◆ **Aim**: In full and without deviation, write out the entries that follow.

◆ **Data provided**:
---
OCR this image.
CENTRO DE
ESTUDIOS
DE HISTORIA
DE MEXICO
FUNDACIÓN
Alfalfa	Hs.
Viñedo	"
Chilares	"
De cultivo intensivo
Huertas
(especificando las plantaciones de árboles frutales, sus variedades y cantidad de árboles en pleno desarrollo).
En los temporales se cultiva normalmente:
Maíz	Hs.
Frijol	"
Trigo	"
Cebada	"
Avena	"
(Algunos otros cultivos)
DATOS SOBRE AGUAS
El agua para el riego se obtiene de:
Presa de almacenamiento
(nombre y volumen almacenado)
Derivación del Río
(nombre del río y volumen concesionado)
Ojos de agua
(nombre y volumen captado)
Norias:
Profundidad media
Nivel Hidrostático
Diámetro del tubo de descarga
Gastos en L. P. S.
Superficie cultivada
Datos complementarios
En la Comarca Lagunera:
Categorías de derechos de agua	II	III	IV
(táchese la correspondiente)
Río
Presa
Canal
---
◆ **Worked answer**:
OCR this image.
CENTRO DE
ESTUDIOS
DE HISTORIA
DE MEXICO
FUNDACIÓN
Alfalfa	Hs.
Viñedo	"
Chilares	"
De cultivo intensivo
Huertas
(especificando las plantaciones de árboles frutales, sus variedades y cantidad de árboles en pleno desarrollo).
En los temporales se cultiva normalmente:
Maíz	Hs.
Frijol	"
Trigo	"
Cebada	"
Avena	"
(Algunos otros cultivos)
DATOS SOBRE AGUAS
El agua para el riego se obtiene de:
Presa de almacenamiento
(nombre y volumen almacenado)
Derivación del Río
(nombre del río y volumen concesionado)
Ojos de agua
(nombre y volumen captado)
Norias:
Profundidad media
Nivel Hidrostático
Diámetro del tubo de descarga
Gastos en L. P. S.
Superficie cultivada
Datos complementarios
En la Comarca Lagunera:
Categorías de derechos de agua	II	III	IV
(táchese la correspondiente)
Río
Presa
Canal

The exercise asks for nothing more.